*Texto*

------------------------------------

En esa línea se cuadró también el polémico representante comunitario Alfredo Ayala, de Acifebol (Asociación Civil Federativa Boliviana). Recuerda Elizabeth: “Aunque su gente estaba en la toma, Ayala hizo una reunión en la Plaza de los Virreyes proponiendo hacer una marcha al Consulado Boliviano para que salgamos del Indoamericano. En vez de apoyarnos... Pero eso es porque ellos tienen dinero, son capitalistas porque nos sacan el jugo a la gente pobre, se hacen más ricos ellos con la gente pobre”.
La doble identidad de su marido es un problema para el juicio. Primero porque no reconocen que Elizabeth sea la esposa de Canaviri en la medida en que está registrado como Castañeta Quispe, ni que Evelyn y Tatiana, así como los chicos que viven en Bolivia, sean sus hijos. Lo cual obliga a practicar exámenes de ADN sobre el cadáver y a cada uno de sus hijos. Esto, a su vez, imposibilita que Elizabeth se presente como querellante en la causa.
“El juez (Eliseo) Otero no cree que el documento trucho de mi marido es porque, como muchos que estamos aquí, queremos trabajar y los papeles de la precaria no siempre salen rápido ni cuando los necesitamos. El me dice que tenemos que investigar por otros lados, no sólo a la policía, pero yo no soy nadie para investigar. El juez Otero es un racista, siempre me hace sentir mal. La última vez me dijo ‘en vez de andar buscando entre los policías, busquen por otro lado’, como diciendo ‘entre ustedes se mataron, porque a Bernardo Salguiero le entró una bala tumbera y a tu marido lo mató una bala que no se sabe de dónde vino’.”
Las indirectas del juez enfurecen a Elizabeth, que además nota muchas irregularidades desde el comienzo del proceso judicial: “Cuando lo mataron no vinieron a hacer el peritaje, ni a marcar la zona ni nada. Yo llevé la bala a los medios, me empecé a movilizar, todos esos esfuerzos que hice me valieron para recapacitarme yo misma y entonces sé que tengo que salir adelante por mis hijos y voy a ir hasta donde se pueda”.

------------------------------------

Datos de elementos y regiones

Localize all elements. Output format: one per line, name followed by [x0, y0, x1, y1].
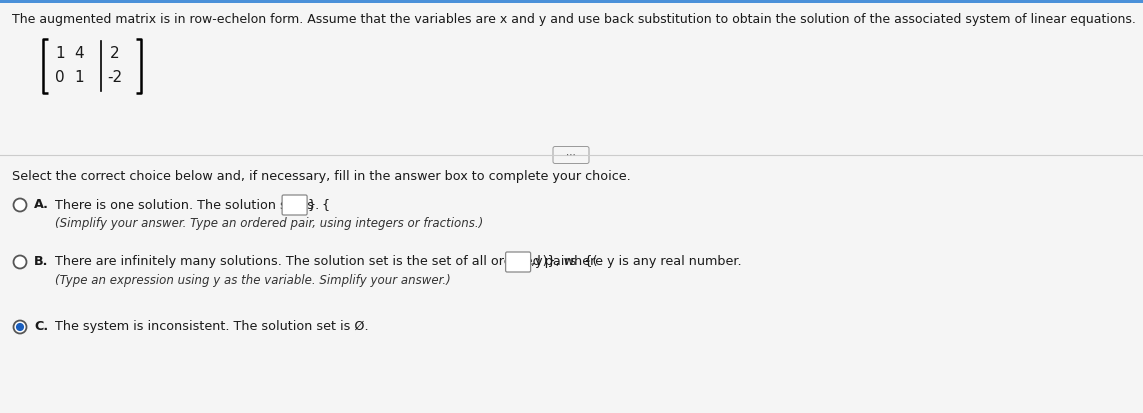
- FancyBboxPatch shape: [0, 0, 1143, 3]
- Text: -2: -2: [107, 71, 122, 85]
- Circle shape: [17, 324, 23, 330]
- FancyBboxPatch shape: [282, 195, 307, 215]
- FancyBboxPatch shape: [505, 252, 530, 272]
- Circle shape: [14, 199, 26, 211]
- Text: 1: 1: [74, 71, 83, 85]
- FancyBboxPatch shape: [553, 147, 589, 164]
- Text: (Type an expression using y as the variable. Simplify your answer.): (Type an expression using y as the varia…: [55, 274, 450, 287]
- Text: ⋯: ⋯: [566, 150, 576, 160]
- Text: C.: C.: [34, 320, 48, 333]
- Text: 0: 0: [55, 71, 65, 85]
- Text: 1: 1: [55, 47, 65, 62]
- Text: }.: }.: [307, 198, 320, 211]
- Text: Select the correct choice below and, if necessary, fill in the answer box to com: Select the correct choice below and, if …: [11, 170, 631, 183]
- Text: The augmented matrix is in row-echelon form. Assume that the variables are x and: The augmented matrix is in row-echelon f…: [11, 13, 1136, 26]
- Circle shape: [14, 256, 26, 268]
- Text: The system is inconsistent. The solution set is Ø.: The system is inconsistent. The solution…: [55, 320, 369, 333]
- Text: A.: A.: [34, 198, 49, 211]
- Text: 4: 4: [74, 47, 83, 62]
- Circle shape: [14, 320, 26, 334]
- Text: There are infinitely many solutions. The solution set is the set of all ordered : There are infinitely many solutions. The…: [55, 255, 598, 268]
- Text: There is one solution. The solution set is  {: There is one solution. The solution set …: [55, 198, 330, 211]
- Text: B.: B.: [34, 255, 48, 268]
- Text: 2: 2: [110, 47, 120, 62]
- Text: ,y)}, where y is any real number.: ,y)}, where y is any real number.: [531, 255, 742, 268]
- Text: (Simplify your answer. Type an ordered pair, using integers or fractions.): (Simplify your answer. Type an ordered p…: [55, 217, 483, 230]
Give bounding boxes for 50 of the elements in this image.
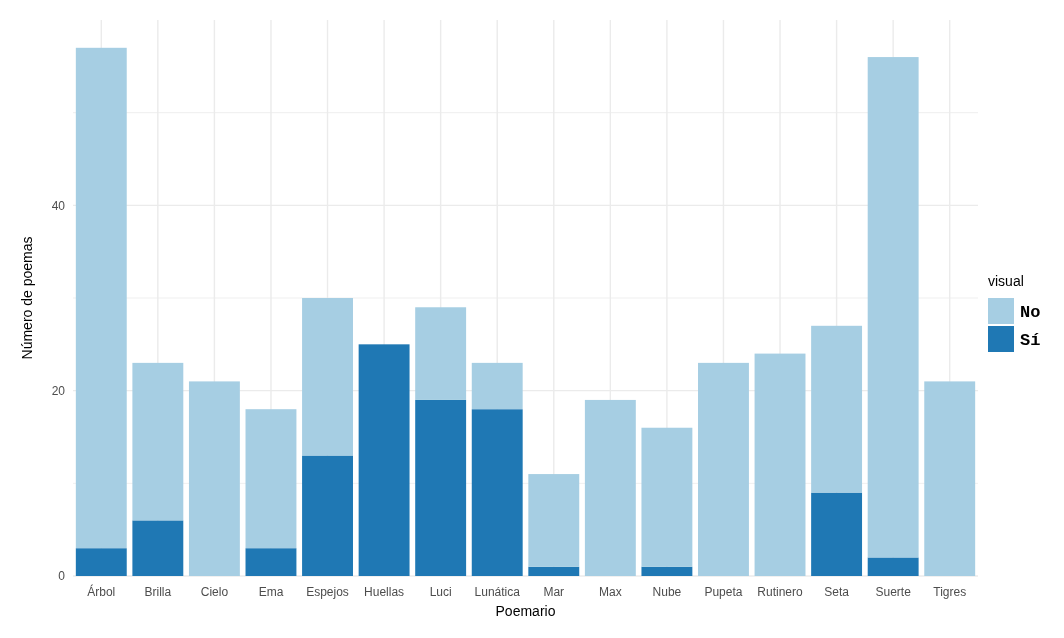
bar — [867, 557, 919, 576]
legend-label: Sí — [1020, 330, 1041, 350]
y-tick-label: 0 — [58, 569, 66, 584]
y-tick-label: 40 — [51, 198, 66, 213]
bar — [528, 566, 580, 576]
legend-label: No — [1020, 302, 1041, 322]
bar — [245, 409, 297, 549]
x-tick-label: Cielo — [200, 585, 229, 599]
x-tick-label: Luci — [429, 585, 452, 599]
x-tick-label: Mar — [543, 585, 565, 599]
bar — [358, 344, 410, 576]
bar — [132, 362, 184, 521]
bar — [811, 325, 863, 493]
x-tick-label: Huellas — [364, 585, 405, 599]
bar — [641, 566, 693, 576]
x-tick-label: Rutinero — [757, 585, 804, 599]
x-tick-label: Brilla — [144, 585, 172, 599]
bar — [75, 47, 127, 549]
bar — [415, 399, 467, 576]
bar — [188, 381, 240, 576]
x-tick-label: Ema — [258, 585, 284, 599]
x-tick-label: Lunática — [474, 585, 521, 599]
bar — [132, 520, 184, 576]
x-tick-label: Seta — [824, 585, 850, 599]
legend-title: visual — [988, 273, 1024, 289]
bar — [245, 548, 297, 576]
bar — [754, 353, 806, 576]
y-axis-title: Número de poemas — [19, 236, 35, 360]
x-tick-label: Max — [599, 585, 622, 599]
bar — [584, 399, 636, 576]
bar — [867, 57, 919, 558]
x-tick-label: Nube — [652, 585, 682, 599]
bar — [924, 381, 976, 576]
x-tick-label: Suerte — [875, 585, 912, 599]
bar — [415, 307, 467, 400]
y-tick-label: 20 — [51, 383, 66, 398]
bar — [302, 455, 353, 576]
bar — [75, 548, 127, 576]
bar — [471, 409, 523, 576]
bar — [528, 474, 580, 567]
bar — [302, 298, 353, 456]
bar — [471, 362, 523, 410]
x-tick-label: Espejos — [306, 585, 349, 599]
x-tick-label: Tigres — [933, 585, 967, 599]
x-axis-title: Poemario — [495, 603, 556, 619]
x-tick-label: Árbol — [87, 584, 116, 599]
x-tick-label: Pupeta — [704, 585, 743, 599]
bar — [698, 362, 749, 576]
bar — [811, 492, 863, 576]
bar — [641, 427, 693, 567]
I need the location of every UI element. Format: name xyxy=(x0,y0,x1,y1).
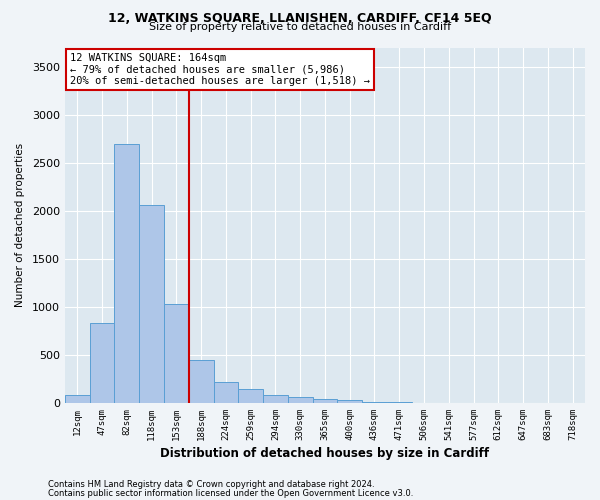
Bar xyxy=(313,398,337,403)
Bar xyxy=(164,304,189,403)
Text: Size of property relative to detached houses in Cardiff: Size of property relative to detached ho… xyxy=(149,22,451,32)
Text: 12 WATKINS SQUARE: 164sqm
← 79% of detached houses are smaller (5,986)
20% of se: 12 WATKINS SQUARE: 164sqm ← 79% of detac… xyxy=(70,53,370,86)
Text: Contains public sector information licensed under the Open Government Licence v3: Contains public sector information licen… xyxy=(48,488,413,498)
Text: 12, WATKINS SQUARE, LLANISHEN, CARDIFF, CF14 5EQ: 12, WATKINS SQUARE, LLANISHEN, CARDIFF, … xyxy=(108,12,492,26)
Bar xyxy=(263,396,288,403)
Bar xyxy=(362,402,387,403)
Bar xyxy=(89,323,115,403)
Bar xyxy=(65,396,89,403)
Text: Contains HM Land Registry data © Crown copyright and database right 2024.: Contains HM Land Registry data © Crown c… xyxy=(48,480,374,489)
Y-axis label: Number of detached properties: Number of detached properties xyxy=(15,143,25,308)
Bar xyxy=(288,396,313,403)
Bar xyxy=(139,205,164,403)
Bar xyxy=(238,389,263,403)
Bar xyxy=(214,382,238,403)
X-axis label: Distribution of detached houses by size in Cardiff: Distribution of detached houses by size … xyxy=(160,447,490,460)
Bar xyxy=(337,400,362,403)
Bar xyxy=(189,360,214,403)
Bar xyxy=(115,144,139,403)
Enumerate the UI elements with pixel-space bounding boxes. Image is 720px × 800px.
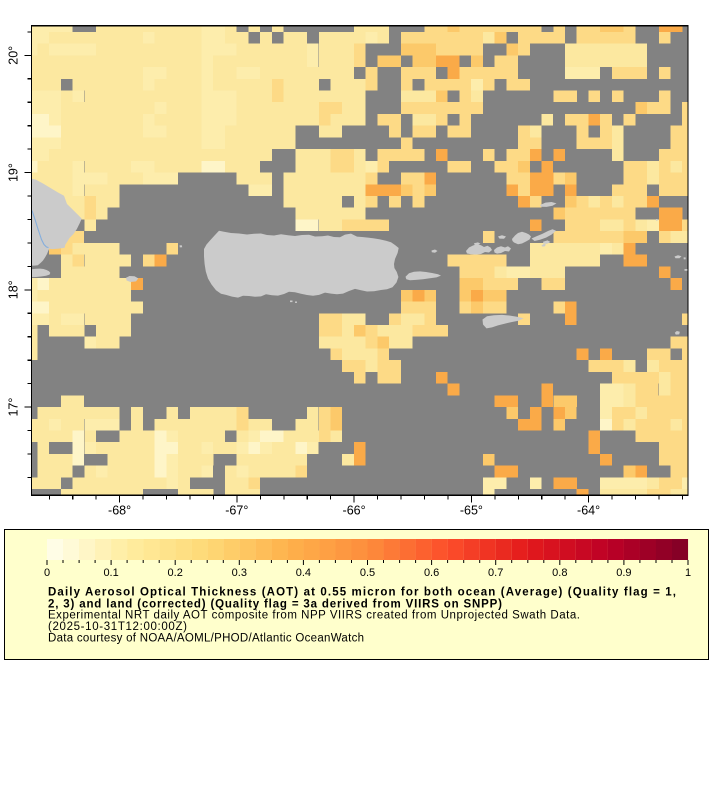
svg-text:-64°: -64° [577,504,600,518]
svg-text:20°: 20° [7,46,21,65]
svg-text:0.4: 0.4 [296,567,311,579]
svg-text:0.6: 0.6 [424,567,439,579]
svg-text:-66°: -66° [343,504,366,518]
svg-text:17°: 17° [7,398,21,417]
svg-text:Experimental NRT daily AOT com: Experimental NRT daily AOT composite fro… [48,610,580,622]
svg-text:0.8: 0.8 [552,567,567,579]
svg-text:2, 3) and land (corrected) (Qu: 2, 3) and land (corrected) (Quality flag… [48,598,502,610]
svg-text:18°: 18° [7,280,21,299]
svg-text:0.5: 0.5 [360,567,375,579]
svg-text:0.9: 0.9 [616,567,631,579]
svg-text:19°: 19° [7,163,21,182]
svg-text:0: 0 [44,567,50,579]
svg-text:-65°: -65° [460,504,483,518]
svg-text:1: 1 [685,567,691,579]
svg-text:0.2: 0.2 [168,567,183,579]
svg-text:(2025-10-31T12:00:00Z): (2025-10-31T12:00:00Z) [48,621,187,633]
svg-text:0.1: 0.1 [103,567,118,579]
svg-text:0.3: 0.3 [232,567,247,579]
svg-text:Daily Aerosol Optical Thicknes: Daily Aerosol Optical Thickness (AOT) at… [48,587,676,599]
svg-text:Data courtesy of NOAA/AOML/PHO: Data courtesy of NOAA/AOML/PHOD/Atlantic… [48,632,364,644]
svg-text:0.7: 0.7 [488,567,503,579]
svg-text:-67°: -67° [225,504,248,518]
svg-text:-68°: -68° [108,504,131,518]
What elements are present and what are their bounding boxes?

------------------------------------

*Consignas del ejercicio*
1: Reproduce del texto sobre el caso de Canaviri el tramo entre "La doble identidad" y "en la causa.", ambos incluidos.
2: Según el texto sobre el caso de Canaviri, ¿por qué la doble identidad del marido de Elizabeth es un problema para el juicio?
3: ¿Puedes continuar el texto sobre el caso de Canaviri a partir del punto en que termina?
Las entradas no tienen relación con el texto sobre el caso de Canaviri.

*Respuestas del ejercicio*
1:
La doble identidad de su marido es un problema para el juicio. Primero porque no reconocen que Elizabeth sea la esposa de Canaviri en la medida en que está registrado como Castañeta Quispe, ni que Evelyn y Tatiana, así como los chicos que viven en Bolivia, sean sus hijos. Lo cual obliga a practicar exámenes de ADN sobre el cadáver y a cada uno de sus hijos. Esto, a su vez, imposibilita que Elizabeth se presente como querellante en la causa.

2: Porque, al estar él registrado como Castañeta Quispe, no se reconoce a Elizabeth como esposa de Canaviri ni a Evelyn, a Tatiana y a los chicos que viven en Bolivia como sus hijos. Eso obliga a hacer exámenes de ADN sobre el cadáver y a cada uno de los hijos, y a su vez impide que Elizabeth se presente como querellante en la causa.

3:
Hace exactamente una semana, el fiscal de instrucción Sandro Abraldes requirió al juez Otero que llame a declaración indagatoria a treinta y tres miembros de la Policía Metropolitana, a doce de la Federal y a la jueza penal porteña María Cristina Nazar, quien ordenó el desalojo del Parque Indoamericano el 7 de diciembre del año pasado. Los comisarios imputados son el mayor de la Metropolitana Ricardo Ferrón y Roberto Palavecino y Hugo Lompizano, de la Federal. Este último ya procesado por el asesinato de Mariano Ferreyra, en octubre de 2010, señalado como uno de los responsables en liberar la zona. Según el fiscal, la División Operaciones Especiales de la Metropolitana (DOEM) adulteró los cartuchos de las escopetas antitumultos colocando postas de plomo. A su vez, la Policía Federal está acusada por disparar con escopetas a ocupantes que se habían replegado en el interior de la Villa 20 luego de realizado el desalojo.
Elizabeth vive ahora en un departamento de los bloques de la Avenida Bonorino, a la entrada de la villa 1.11.14. “Yo luché, me metí con varias organizaciones e hicimos un acampe de veintiséis días frente al Instituto de la Vivienda de la Ciudad (IVC).” Le dieron un crédito a treinta años por el cual debe pagar 700 pesos por mes para lograr la titularización del departamento. No es fácil juntar ese dinero. Elizabeth trabaja los domingos en la feria vendiendo jugos de fruta, a tres pesos el vaso, y los sábados limpia tres horas en un supermercado coreano. “No llevo a mis hijas a la feria, me da miedo porque los autos pasan muy rápido y porque hay demasiada gente.” La ayuda una vecina y la más grande ya aprende a cuidar a su hermana pequeña. Elizabeth va y viene en colectivo todos los días para llevar a su hija mayor al colegio. Espera que el año próximo las dos consigan vacante juntas en una escuela más cercana a su nuevo hogar. “Yo tengo mucha fuerza”, aclara, como si hiciera falta, y también como un mantra autoconfirmatorio.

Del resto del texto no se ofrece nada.